Work through the entries below and report how many lines include "dataset". The number alone is the answer.

# start of Data lines

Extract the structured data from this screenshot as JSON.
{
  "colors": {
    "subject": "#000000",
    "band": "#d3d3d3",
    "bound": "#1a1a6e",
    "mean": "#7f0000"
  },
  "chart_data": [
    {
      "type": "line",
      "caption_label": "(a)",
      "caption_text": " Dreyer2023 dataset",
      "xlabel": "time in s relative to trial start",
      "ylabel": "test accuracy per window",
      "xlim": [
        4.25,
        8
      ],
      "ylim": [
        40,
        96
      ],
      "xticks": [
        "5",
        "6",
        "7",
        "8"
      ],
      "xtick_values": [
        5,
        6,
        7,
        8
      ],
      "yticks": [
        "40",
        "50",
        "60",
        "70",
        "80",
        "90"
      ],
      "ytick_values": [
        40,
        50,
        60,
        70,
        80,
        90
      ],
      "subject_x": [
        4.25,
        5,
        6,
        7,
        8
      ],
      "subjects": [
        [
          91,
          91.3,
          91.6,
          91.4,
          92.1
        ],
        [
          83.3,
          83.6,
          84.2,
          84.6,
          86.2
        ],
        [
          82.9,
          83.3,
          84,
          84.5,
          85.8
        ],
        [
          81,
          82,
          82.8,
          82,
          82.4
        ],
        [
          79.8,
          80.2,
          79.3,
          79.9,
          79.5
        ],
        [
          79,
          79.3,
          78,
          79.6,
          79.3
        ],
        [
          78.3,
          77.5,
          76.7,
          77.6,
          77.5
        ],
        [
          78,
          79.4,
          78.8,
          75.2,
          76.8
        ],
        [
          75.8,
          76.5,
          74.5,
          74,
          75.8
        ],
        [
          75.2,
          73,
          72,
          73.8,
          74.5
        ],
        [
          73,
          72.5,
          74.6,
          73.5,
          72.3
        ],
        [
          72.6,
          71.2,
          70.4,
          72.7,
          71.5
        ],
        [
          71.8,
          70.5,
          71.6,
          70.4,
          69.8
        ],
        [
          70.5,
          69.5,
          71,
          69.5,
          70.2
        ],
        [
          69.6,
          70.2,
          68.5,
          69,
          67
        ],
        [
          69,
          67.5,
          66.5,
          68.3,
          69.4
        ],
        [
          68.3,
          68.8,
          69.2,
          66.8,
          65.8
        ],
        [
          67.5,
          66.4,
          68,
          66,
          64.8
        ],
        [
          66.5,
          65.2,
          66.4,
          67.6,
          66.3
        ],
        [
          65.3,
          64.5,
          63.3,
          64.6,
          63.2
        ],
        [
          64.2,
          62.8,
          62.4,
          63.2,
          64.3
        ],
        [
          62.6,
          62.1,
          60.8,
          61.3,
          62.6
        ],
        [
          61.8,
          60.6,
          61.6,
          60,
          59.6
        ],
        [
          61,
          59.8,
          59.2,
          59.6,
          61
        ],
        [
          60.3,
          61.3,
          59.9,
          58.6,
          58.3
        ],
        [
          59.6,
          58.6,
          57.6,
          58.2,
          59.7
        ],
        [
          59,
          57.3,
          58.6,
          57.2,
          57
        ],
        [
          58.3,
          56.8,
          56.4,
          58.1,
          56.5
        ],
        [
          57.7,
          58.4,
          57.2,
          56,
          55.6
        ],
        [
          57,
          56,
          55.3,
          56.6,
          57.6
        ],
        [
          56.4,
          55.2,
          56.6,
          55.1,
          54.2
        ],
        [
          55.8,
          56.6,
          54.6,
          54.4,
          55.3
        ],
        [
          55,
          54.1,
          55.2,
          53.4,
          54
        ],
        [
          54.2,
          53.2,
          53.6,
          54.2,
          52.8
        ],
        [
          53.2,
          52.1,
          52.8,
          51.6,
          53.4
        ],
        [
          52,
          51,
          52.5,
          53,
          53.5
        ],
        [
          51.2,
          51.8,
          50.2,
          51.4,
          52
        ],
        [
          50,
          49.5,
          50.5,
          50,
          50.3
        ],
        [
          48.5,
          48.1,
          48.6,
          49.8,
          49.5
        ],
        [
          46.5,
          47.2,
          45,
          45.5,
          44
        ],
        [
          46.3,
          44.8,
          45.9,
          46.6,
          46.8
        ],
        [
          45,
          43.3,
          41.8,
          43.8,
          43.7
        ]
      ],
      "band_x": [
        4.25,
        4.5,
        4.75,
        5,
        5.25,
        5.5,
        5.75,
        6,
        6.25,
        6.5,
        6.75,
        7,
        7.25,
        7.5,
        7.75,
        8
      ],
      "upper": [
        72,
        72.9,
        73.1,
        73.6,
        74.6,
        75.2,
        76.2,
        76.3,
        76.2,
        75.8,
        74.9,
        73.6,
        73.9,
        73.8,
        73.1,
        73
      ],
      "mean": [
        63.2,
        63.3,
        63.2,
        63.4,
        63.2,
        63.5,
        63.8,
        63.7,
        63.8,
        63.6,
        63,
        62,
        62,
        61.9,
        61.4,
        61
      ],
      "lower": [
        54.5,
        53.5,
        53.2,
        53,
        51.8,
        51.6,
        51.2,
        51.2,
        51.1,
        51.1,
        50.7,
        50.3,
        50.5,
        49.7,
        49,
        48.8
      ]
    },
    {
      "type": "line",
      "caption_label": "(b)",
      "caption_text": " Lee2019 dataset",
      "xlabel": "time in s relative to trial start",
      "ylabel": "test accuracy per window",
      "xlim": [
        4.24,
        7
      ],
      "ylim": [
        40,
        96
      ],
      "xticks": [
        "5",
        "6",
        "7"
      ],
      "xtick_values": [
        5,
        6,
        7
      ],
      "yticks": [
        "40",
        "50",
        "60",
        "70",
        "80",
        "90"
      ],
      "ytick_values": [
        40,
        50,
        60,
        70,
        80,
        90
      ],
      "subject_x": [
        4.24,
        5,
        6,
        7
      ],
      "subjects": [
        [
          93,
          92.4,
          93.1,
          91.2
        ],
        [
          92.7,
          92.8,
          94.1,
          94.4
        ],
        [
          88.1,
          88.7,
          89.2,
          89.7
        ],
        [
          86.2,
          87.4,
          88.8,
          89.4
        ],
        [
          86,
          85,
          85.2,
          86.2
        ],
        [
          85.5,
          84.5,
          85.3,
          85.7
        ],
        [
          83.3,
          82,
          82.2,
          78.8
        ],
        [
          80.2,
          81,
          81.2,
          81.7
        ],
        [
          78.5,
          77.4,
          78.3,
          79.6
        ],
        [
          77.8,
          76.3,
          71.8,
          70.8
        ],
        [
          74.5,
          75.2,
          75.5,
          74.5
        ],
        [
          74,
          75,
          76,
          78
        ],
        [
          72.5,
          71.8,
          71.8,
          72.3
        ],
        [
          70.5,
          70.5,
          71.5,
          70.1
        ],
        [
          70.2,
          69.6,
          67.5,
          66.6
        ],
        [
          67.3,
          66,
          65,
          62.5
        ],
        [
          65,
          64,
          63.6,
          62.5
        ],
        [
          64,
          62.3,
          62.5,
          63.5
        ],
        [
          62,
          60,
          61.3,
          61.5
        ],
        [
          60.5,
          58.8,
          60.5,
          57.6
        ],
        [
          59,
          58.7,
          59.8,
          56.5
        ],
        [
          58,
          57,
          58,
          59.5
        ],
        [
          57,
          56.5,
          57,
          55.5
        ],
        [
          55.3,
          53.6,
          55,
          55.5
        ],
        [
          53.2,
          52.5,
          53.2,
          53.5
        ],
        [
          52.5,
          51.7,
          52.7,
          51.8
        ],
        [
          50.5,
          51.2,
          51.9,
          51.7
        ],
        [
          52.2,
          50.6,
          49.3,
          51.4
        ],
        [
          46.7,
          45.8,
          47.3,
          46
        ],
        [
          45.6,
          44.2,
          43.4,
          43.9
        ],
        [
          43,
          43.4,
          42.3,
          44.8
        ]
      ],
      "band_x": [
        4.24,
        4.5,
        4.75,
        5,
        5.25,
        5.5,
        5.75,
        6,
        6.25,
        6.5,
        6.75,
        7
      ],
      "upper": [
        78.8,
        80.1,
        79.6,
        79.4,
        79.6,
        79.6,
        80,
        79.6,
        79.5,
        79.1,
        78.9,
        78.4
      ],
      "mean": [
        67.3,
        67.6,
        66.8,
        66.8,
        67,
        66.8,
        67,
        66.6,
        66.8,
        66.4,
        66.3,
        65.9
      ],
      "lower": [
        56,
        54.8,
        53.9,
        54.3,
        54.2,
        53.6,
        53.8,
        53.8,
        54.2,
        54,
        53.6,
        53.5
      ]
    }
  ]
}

# end of Data lines

» Result:
2